Exercise directions
List all lines of the data that include the string "cross".

* Begin *

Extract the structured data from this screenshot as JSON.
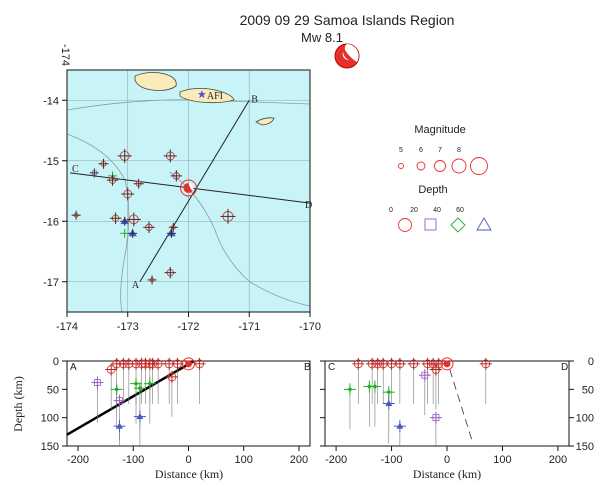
{
  "header": {
    "title": "2009 09 29 Samoa Islands Region",
    "magnitude_label": "Mw  8.1"
  },
  "colors": {
    "ocean": "#c8f4f8",
    "land": "#fbebbb",
    "red": "#e8302a",
    "purple": "#9b58c0",
    "green": "#20b020",
    "blue": "#4a56c8",
    "dark": "#333333"
  },
  "map": {
    "xlim": [
      -174,
      -170
    ],
    "ylim": [
      -17.5,
      -13.5
    ],
    "x_ticks": [
      "-174",
      "-173",
      "-172",
      "-171",
      "-170"
    ],
    "y_ticks": [
      "-14",
      "-15",
      "-16",
      "-17"
    ],
    "corner_label": "-174",
    "station_label": "AFI",
    "section_labels": [
      "A",
      "B",
      "C",
      "D"
    ]
  },
  "legend": {
    "magnitude_title": "Magnitude",
    "magnitude_values": [
      "5",
      "6",
      "7",
      "8"
    ],
    "depth_title": "Depth",
    "depth_values": [
      "0",
      "20",
      "40",
      "60"
    ]
  },
  "chart_data": [
    {
      "type": "scatter",
      "name": "epicenter-map",
      "xlabel": "",
      "ylabel": "",
      "xlim": [
        -174,
        -170
      ],
      "ylim": [
        -17.5,
        -13.5
      ],
      "grid": true,
      "mainshock": {
        "lon": -172.0,
        "lat": -15.45,
        "mag": 8.1
      },
      "station": {
        "name": "AFI",
        "lon": -171.78,
        "lat": -13.9
      },
      "section_AB": {
        "start": [
          -172.8,
          -17.0
        ],
        "end": [
          -171.0,
          -14.0
        ]
      },
      "section_CD": {
        "start": [
          -173.95,
          -15.2
        ],
        "end": [
          -170.0,
          -15.7
        ]
      },
      "events": [
        {
          "lon": -173.05,
          "lat": -14.92,
          "mag": 6.0,
          "depth": 10
        },
        {
          "lon": -172.3,
          "lat": -14.92,
          "mag": 5.8,
          "depth": 10
        },
        {
          "lon": -173.4,
          "lat": -15.05,
          "mag": 5.2,
          "depth": 10
        },
        {
          "lon": -173.55,
          "lat": -15.2,
          "mag": 5.0,
          "depth": 35
        },
        {
          "lon": -173.25,
          "lat": -15.25,
          "mag": 5.0,
          "depth": 40
        },
        {
          "lon": -173.25,
          "lat": -15.32,
          "mag": 5.5,
          "depth": 10
        },
        {
          "lon": -172.82,
          "lat": -15.38,
          "mag": 5.2,
          "depth": 10
        },
        {
          "lon": -172.2,
          "lat": -15.25,
          "mag": 5.5,
          "depth": 10
        },
        {
          "lon": -173.0,
          "lat": -15.55,
          "mag": 5.8,
          "depth": 10
        },
        {
          "lon": -173.2,
          "lat": -15.95,
          "mag": 5.5,
          "depth": 10
        },
        {
          "lon": -172.9,
          "lat": -15.97,
          "mag": 6.0,
          "depth": 10
        },
        {
          "lon": -173.05,
          "lat": -16.0,
          "mag": 5.0,
          "depth": 70
        },
        {
          "lon": -172.65,
          "lat": -16.1,
          "mag": 5.5,
          "depth": 10
        },
        {
          "lon": -172.25,
          "lat": -16.1,
          "mag": 5.0,
          "depth": 10
        },
        {
          "lon": -171.35,
          "lat": -15.92,
          "mag": 6.2,
          "depth": 10
        },
        {
          "lon": -173.05,
          "lat": -16.2,
          "mag": 5.0,
          "depth": 55
        },
        {
          "lon": -172.92,
          "lat": -16.2,
          "mag": 5.0,
          "depth": 100
        },
        {
          "lon": -172.28,
          "lat": -16.2,
          "mag": 5.0,
          "depth": 100
        },
        {
          "lon": -172.3,
          "lat": -16.85,
          "mag": 5.5,
          "depth": 10
        },
        {
          "lon": -172.6,
          "lat": -16.97,
          "mag": 5.0,
          "depth": 10
        },
        {
          "lon": -173.85,
          "lat": -15.9,
          "mag": 5.0,
          "depth": 10
        }
      ]
    },
    {
      "type": "scatter",
      "name": "cross-section-AB",
      "xlabel": "Distance (km)",
      "ylabel": "Depth (km)",
      "xlim": [
        -220,
        220
      ],
      "ylim": [
        150,
        0
      ],
      "x_ticks": [
        -200,
        -100,
        0,
        100,
        200
      ],
      "y_ticks": [
        0,
        50,
        100,
        150
      ],
      "slab_line": {
        "x": [
          -220,
          10
        ],
        "y": [
          130,
          0
        ]
      },
      "mainshock": {
        "x": 0,
        "depth": 5
      },
      "events": [
        {
          "x": -165,
          "depth": 38,
          "kind": "purple"
        },
        {
          "x": -140,
          "depth": 15,
          "kind": "red"
        },
        {
          "x": -130,
          "depth": 5,
          "kind": "red"
        },
        {
          "x": -118,
          "depth": 5,
          "kind": "red"
        },
        {
          "x": -108,
          "depth": 5,
          "kind": "red"
        },
        {
          "x": -95,
          "depth": 5,
          "kind": "red"
        },
        {
          "x": -85,
          "depth": 5,
          "kind": "red"
        },
        {
          "x": -78,
          "depth": 5,
          "kind": "red"
        },
        {
          "x": -70,
          "depth": 5,
          "kind": "red"
        },
        {
          "x": -65,
          "depth": 5,
          "kind": "red"
        },
        {
          "x": -55,
          "depth": 5,
          "kind": "red"
        },
        {
          "x": -35,
          "depth": 5,
          "kind": "red"
        },
        {
          "x": -20,
          "depth": 5,
          "kind": "red"
        },
        {
          "x": 20,
          "depth": 5,
          "kind": "red"
        },
        {
          "x": -130,
          "depth": 50,
          "kind": "green"
        },
        {
          "x": -95,
          "depth": 40,
          "kind": "green"
        },
        {
          "x": -88,
          "depth": 48,
          "kind": "green"
        },
        {
          "x": -70,
          "depth": 40,
          "kind": "green"
        },
        {
          "x": -125,
          "depth": 70,
          "kind": "purple"
        },
        {
          "x": -88,
          "depth": 98,
          "kind": "blue"
        },
        {
          "x": -125,
          "depth": 115,
          "kind": "blue"
        },
        {
          "x": -30,
          "depth": 28,
          "kind": "red"
        }
      ]
    },
    {
      "type": "scatter",
      "name": "cross-section-CD",
      "xlabel": "Distance (km)",
      "ylabel": "",
      "xlim": [
        -220,
        220
      ],
      "ylim": [
        150,
        0
      ],
      "x_ticks": [
        -200,
        -100,
        0,
        100,
        200
      ],
      "y_ticks": [
        0,
        50,
        100,
        150
      ],
      "dashed_line": {
        "x": [
          5,
          45
        ],
        "y": [
          15,
          140
        ]
      },
      "mainshock": {
        "x": 0,
        "depth": 5
      },
      "events": [
        {
          "x": -160,
          "depth": 5,
          "kind": "red"
        },
        {
          "x": -135,
          "depth": 5,
          "kind": "red"
        },
        {
          "x": -125,
          "depth": 5,
          "kind": "red"
        },
        {
          "x": -115,
          "depth": 5,
          "kind": "red"
        },
        {
          "x": -100,
          "depth": 5,
          "kind": "red"
        },
        {
          "x": -85,
          "depth": 5,
          "kind": "red"
        },
        {
          "x": -60,
          "depth": 5,
          "kind": "red"
        },
        {
          "x": -35,
          "depth": 5,
          "kind": "red"
        },
        {
          "x": -25,
          "depth": 5,
          "kind": "red"
        },
        {
          "x": -15,
          "depth": 5,
          "kind": "red"
        },
        {
          "x": 70,
          "depth": 5,
          "kind": "red"
        },
        {
          "x": -20,
          "depth": 15,
          "kind": "red"
        },
        {
          "x": -40,
          "depth": 25,
          "kind": "purple"
        },
        {
          "x": -175,
          "depth": 50,
          "kind": "green"
        },
        {
          "x": -140,
          "depth": 45,
          "kind": "green"
        },
        {
          "x": -130,
          "depth": 45,
          "kind": "green"
        },
        {
          "x": -105,
          "depth": 55,
          "kind": "green"
        },
        {
          "x": -105,
          "depth": 75,
          "kind": "blue"
        },
        {
          "x": -85,
          "depth": 115,
          "kind": "blue"
        },
        {
          "x": -20,
          "depth": 100,
          "kind": "purple"
        }
      ]
    }
  ]
}
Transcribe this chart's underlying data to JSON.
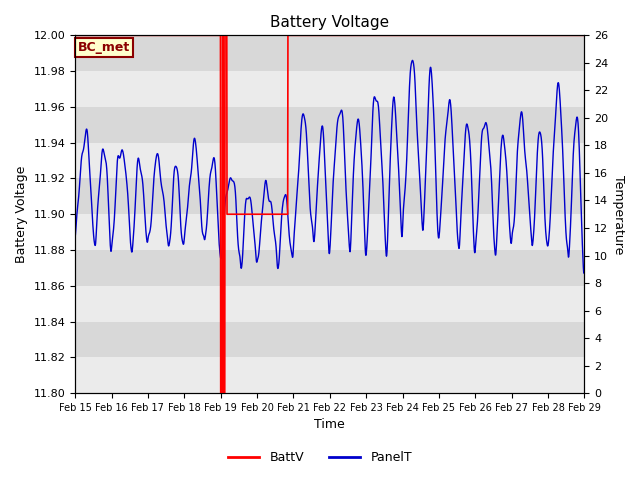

* End *

Worked answer
      "name": "cross-section-AB",
      "name": "cross-section-CD",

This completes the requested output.